> Exercise task
What you return should match every record exactly, with the images removed.

> Available data

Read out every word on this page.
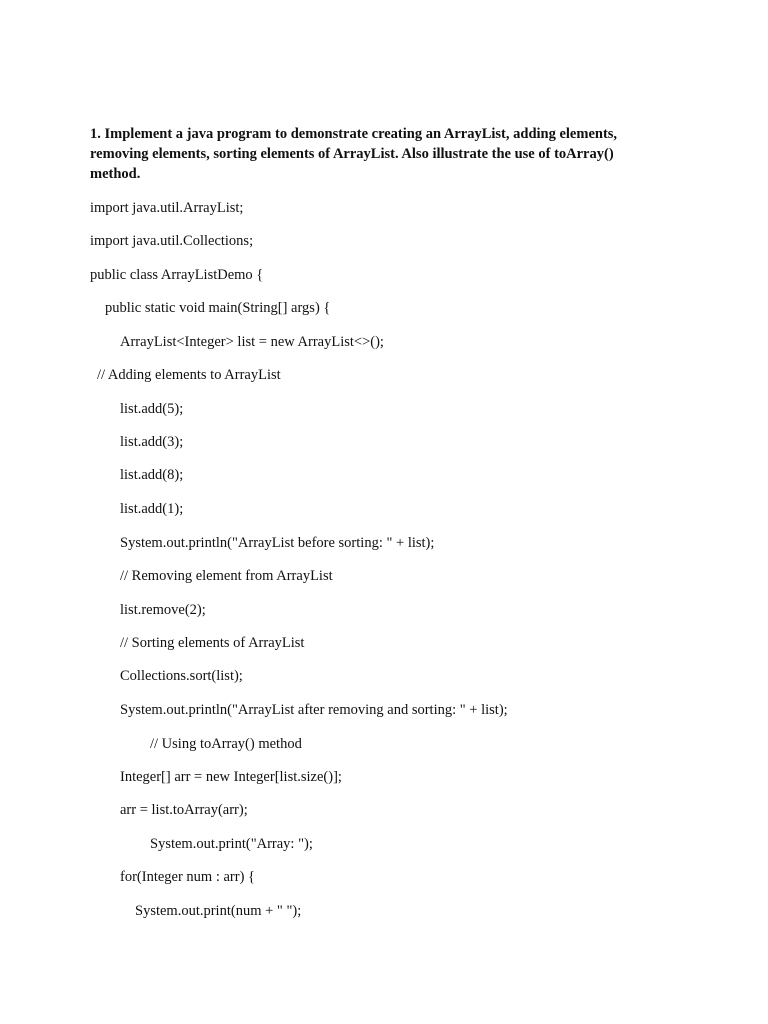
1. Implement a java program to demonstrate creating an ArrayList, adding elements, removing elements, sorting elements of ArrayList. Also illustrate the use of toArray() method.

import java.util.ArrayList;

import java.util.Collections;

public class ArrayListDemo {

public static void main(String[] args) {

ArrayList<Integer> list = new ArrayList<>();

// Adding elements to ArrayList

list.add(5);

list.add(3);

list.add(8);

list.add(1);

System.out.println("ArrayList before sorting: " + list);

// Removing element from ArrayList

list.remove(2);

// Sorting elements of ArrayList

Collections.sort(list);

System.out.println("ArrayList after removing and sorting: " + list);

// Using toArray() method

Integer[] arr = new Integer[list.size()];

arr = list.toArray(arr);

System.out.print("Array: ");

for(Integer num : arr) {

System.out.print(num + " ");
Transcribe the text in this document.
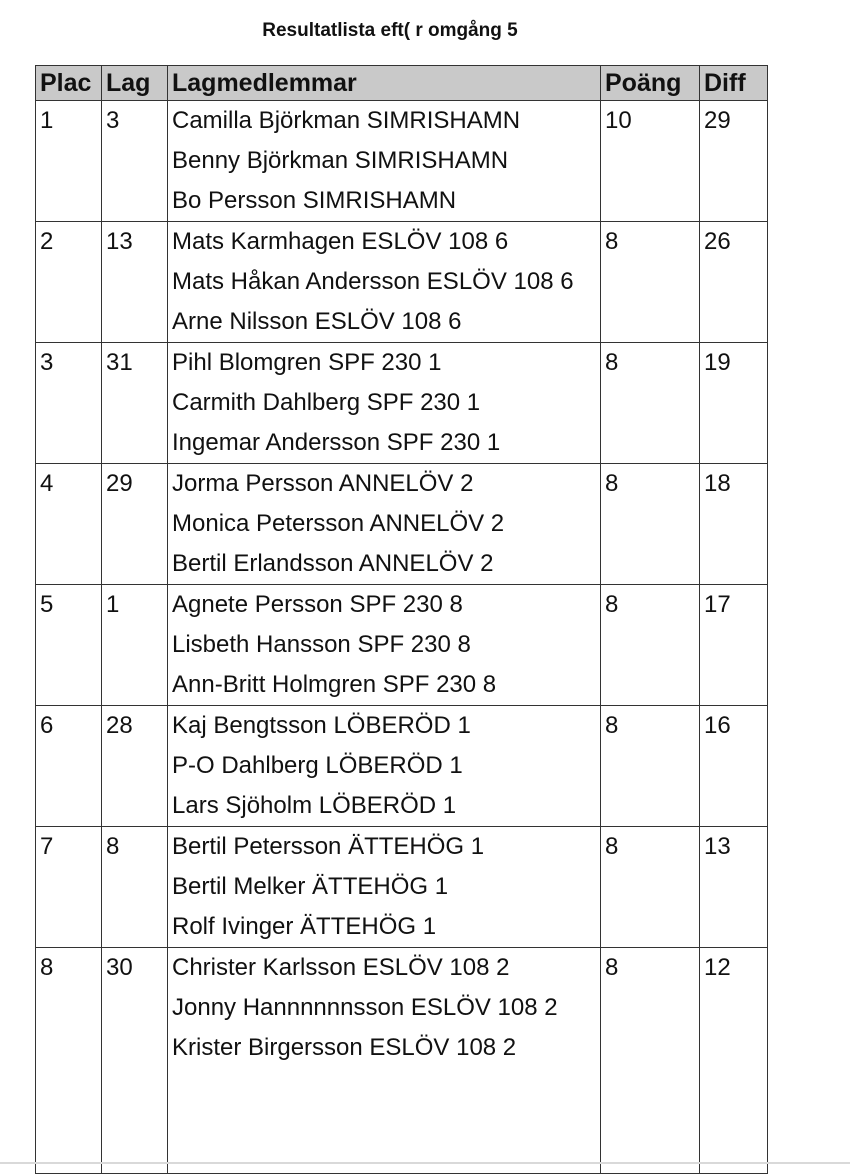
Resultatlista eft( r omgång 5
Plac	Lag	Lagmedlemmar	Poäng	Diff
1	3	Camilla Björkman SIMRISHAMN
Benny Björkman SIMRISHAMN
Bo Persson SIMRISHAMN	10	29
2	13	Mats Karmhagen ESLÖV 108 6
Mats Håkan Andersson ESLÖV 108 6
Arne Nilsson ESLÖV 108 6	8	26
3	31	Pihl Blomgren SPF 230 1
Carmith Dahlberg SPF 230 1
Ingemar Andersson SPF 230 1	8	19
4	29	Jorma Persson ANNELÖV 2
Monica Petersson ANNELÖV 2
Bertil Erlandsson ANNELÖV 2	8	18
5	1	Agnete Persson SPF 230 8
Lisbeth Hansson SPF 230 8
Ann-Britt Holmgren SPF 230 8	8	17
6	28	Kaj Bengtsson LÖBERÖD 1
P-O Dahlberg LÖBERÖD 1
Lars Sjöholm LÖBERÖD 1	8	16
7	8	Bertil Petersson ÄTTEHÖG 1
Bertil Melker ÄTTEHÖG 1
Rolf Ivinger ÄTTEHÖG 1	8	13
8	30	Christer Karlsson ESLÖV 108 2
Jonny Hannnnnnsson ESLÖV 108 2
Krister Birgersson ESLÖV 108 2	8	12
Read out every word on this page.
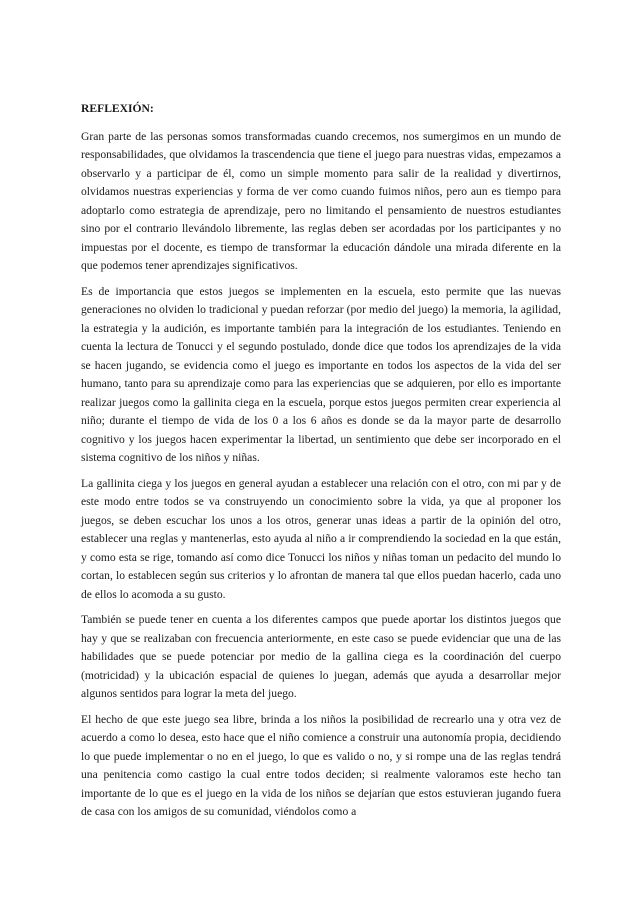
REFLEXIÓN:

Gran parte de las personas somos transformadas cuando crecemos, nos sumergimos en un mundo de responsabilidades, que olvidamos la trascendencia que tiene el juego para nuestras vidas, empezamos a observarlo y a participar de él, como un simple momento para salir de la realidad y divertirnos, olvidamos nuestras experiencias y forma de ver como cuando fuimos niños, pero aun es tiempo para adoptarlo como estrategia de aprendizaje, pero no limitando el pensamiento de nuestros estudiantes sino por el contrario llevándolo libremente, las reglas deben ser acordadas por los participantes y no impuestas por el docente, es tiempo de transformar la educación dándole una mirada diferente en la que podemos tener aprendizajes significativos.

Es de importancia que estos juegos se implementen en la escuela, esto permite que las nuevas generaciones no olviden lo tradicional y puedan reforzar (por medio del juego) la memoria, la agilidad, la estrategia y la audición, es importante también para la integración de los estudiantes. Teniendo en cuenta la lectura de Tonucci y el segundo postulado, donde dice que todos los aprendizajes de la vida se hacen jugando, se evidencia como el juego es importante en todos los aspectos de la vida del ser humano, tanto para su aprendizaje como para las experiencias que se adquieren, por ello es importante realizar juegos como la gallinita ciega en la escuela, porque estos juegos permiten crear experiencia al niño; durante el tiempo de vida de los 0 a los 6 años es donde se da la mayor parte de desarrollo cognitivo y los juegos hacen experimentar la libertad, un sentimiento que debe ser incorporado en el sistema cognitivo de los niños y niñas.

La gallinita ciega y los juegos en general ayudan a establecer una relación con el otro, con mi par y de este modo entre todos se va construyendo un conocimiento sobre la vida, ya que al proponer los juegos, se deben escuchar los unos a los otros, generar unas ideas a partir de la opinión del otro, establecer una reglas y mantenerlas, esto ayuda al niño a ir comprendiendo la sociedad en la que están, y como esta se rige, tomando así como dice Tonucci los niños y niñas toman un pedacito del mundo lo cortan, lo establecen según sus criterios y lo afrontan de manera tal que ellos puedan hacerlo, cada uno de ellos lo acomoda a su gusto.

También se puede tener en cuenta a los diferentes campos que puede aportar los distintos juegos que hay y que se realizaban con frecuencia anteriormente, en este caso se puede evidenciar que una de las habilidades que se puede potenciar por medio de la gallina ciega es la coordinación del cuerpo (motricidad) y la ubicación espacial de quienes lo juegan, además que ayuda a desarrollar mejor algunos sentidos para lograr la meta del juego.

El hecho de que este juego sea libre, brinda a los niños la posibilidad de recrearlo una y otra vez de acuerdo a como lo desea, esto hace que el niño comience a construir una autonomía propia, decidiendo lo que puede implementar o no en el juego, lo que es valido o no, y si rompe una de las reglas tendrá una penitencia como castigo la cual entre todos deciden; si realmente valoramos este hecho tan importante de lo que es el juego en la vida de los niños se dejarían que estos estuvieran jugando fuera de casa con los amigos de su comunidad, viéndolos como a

> Answer in full
Read out every word on this page.
1. Implement a java program to demonstrate creating an ArrayList, adding elements, removing elements, sorting elements of ArrayList. Also illustrate the use of toArray() method.

import java.util.ArrayList;

import java.util.Collections;

public class ArrayListDemo {

public static void main(String[] args) {

ArrayList<Integer> list = new ArrayList<>();

// Adding elements to ArrayList

list.add(5);

list.add(3);

list.add(8);

list.add(1);

System.out.println("ArrayList before sorting: " + list);

// Removing element from ArrayList

list.remove(2);

// Sorting elements of ArrayList

Collections.sort(list);

System.out.println("ArrayList after removing and sorting: " + list);

// Using toArray() method

Integer[] arr = new Integer[list.size()];

arr = list.toArray(arr);

System.out.print("Array: ");

for(Integer num : arr) {

System.out.print(num + " ");
Transcribe the text in this document.
Resultatlista eft( r omgång 5
Plac	Lag	Lagmedlemmar	Poäng	Diff
1	3	Camilla Björkman SIMRISHAMN
Benny Björkman SIMRISHAMN
Bo Persson SIMRISHAMN	10	29
2	13	Mats Karmhagen ESLÖV 108 6
Mats Håkan Andersson ESLÖV 108 6
Arne Nilsson ESLÖV 108 6	8	26
3	31	Pihl Blomgren SPF 230 1
Carmith Dahlberg SPF 230 1
Ingemar Andersson SPF 230 1	8	19
4	29	Jorma Persson ANNELÖV 2
Monica Petersson ANNELÖV 2
Bertil Erlandsson ANNELÖV 2	8	18
5	1	Agnete Persson SPF 230 8
Lisbeth Hansson SPF 230 8
Ann-Britt Holmgren SPF 230 8	8	17
6	28	Kaj Bengtsson LÖBERÖD 1
P-O Dahlberg LÖBERÖD 1
Lars Sjöholm LÖBERÖD 1	8	16
7	8	Bertil Petersson ÄTTEHÖG 1
Bertil Melker ÄTTEHÖG 1
Rolf Ivinger ÄTTEHÖG 1	8	13
8	30	Christer Karlsson ESLÖV 108 2
Jonny Hannnnnnsson ESLÖV 108 2
Krister Birgersson ESLÖV 108 2	8	12
Read out every word on this page.
REFLEXIÓN:

Gran parte de las personas somos transformadas cuando crecemos, nos sumergimos en un mundo de responsabilidades, que olvidamos la trascendencia que tiene el juego para nuestras vidas, empezamos a observarlo y a participar de él, como un simple momento para salir de la realidad y divertirnos, olvidamos nuestras experiencias y forma de ver como cuando fuimos niños, pero aun es tiempo para adoptarlo como estrategia de aprendizaje, pero no limitando el pensamiento de nuestros estudiantes sino por el contrario llevándolo libremente, las reglas deben ser acordadas por los participantes y no impuestas por el docente, es tiempo de transformar la educación dándole una mirada diferente en la que podemos tener aprendizajes significativos.

Es de importancia que estos juegos se implementen en la escuela, esto permite que las nuevas generaciones no olviden lo tradicional y puedan reforzar (por medio del juego) la memoria, la agilidad, la estrategia y la audición, es importante también para la integración de los estudiantes. Teniendo en cuenta la lectura de Tonucci y el segundo postulado, donde dice que todos los aprendizajes de la vida se hacen jugando, se evidencia como el juego es importante en todos los aspectos de la vida del ser humano, tanto para su aprendizaje como para las experiencias que se adquieren, por ello es importante realizar juegos como la gallinita ciega en la escuela, porque estos juegos permiten crear experiencia al niño; durante el tiempo de vida de los 0 a los 6 años es donde se da la mayor parte de desarrollo cognitivo y los juegos hacen experimentar la libertad, un sentimiento que debe ser incorporado en el sistema cognitivo de los niños y niñas.

La gallinita ciega y los juegos en general ayudan a establecer una relación con el otro, con mi par y de este modo entre todos se va construyendo un conocimiento sobre la vida, ya que al proponer los juegos, se deben escuchar los unos a los otros, generar unas ideas a partir de la opinión del otro, establecer una reglas y mantenerlas, esto ayuda al niño a ir comprendiendo la sociedad en la que están, y como esta se rige, tomando así como dice Tonucci los niños y niñas toman un pedacito del mundo lo cortan, lo establecen según sus criterios y lo afrontan de manera tal que ellos puedan hacerlo, cada uno de ellos lo acomoda a su gusto.

También se puede tener en cuenta a los diferentes campos que puede aportar los distintos juegos que hay y que se realizaban con frecuencia anteriormente, en este caso se puede evidenciar que una de las habilidades que se puede potenciar por medio de la gallina ciega es la coordinación del cuerpo (motricidad) y la ubicación espacial de quienes lo juegan, además que ayuda a desarrollar mejor algunos sentidos para lograr la meta del juego.

El hecho de que este juego sea libre, brinda a los niños la posibilidad de recrearlo una y otra vez de acuerdo a como lo desea, esto hace que el niño comience a construir una autonomía propia, decidiendo lo que puede implementar o no en el juego, lo que es valido o no, y si rompe una de las reglas tendrá una penitencia como castigo la cual entre todos deciden; si realmente valoramos este hecho tan importante de lo que es el juego en la vida de los niños se dejarían que estos estuvieran jugando fuera de casa con los amigos de su comunidad, viéndolos como a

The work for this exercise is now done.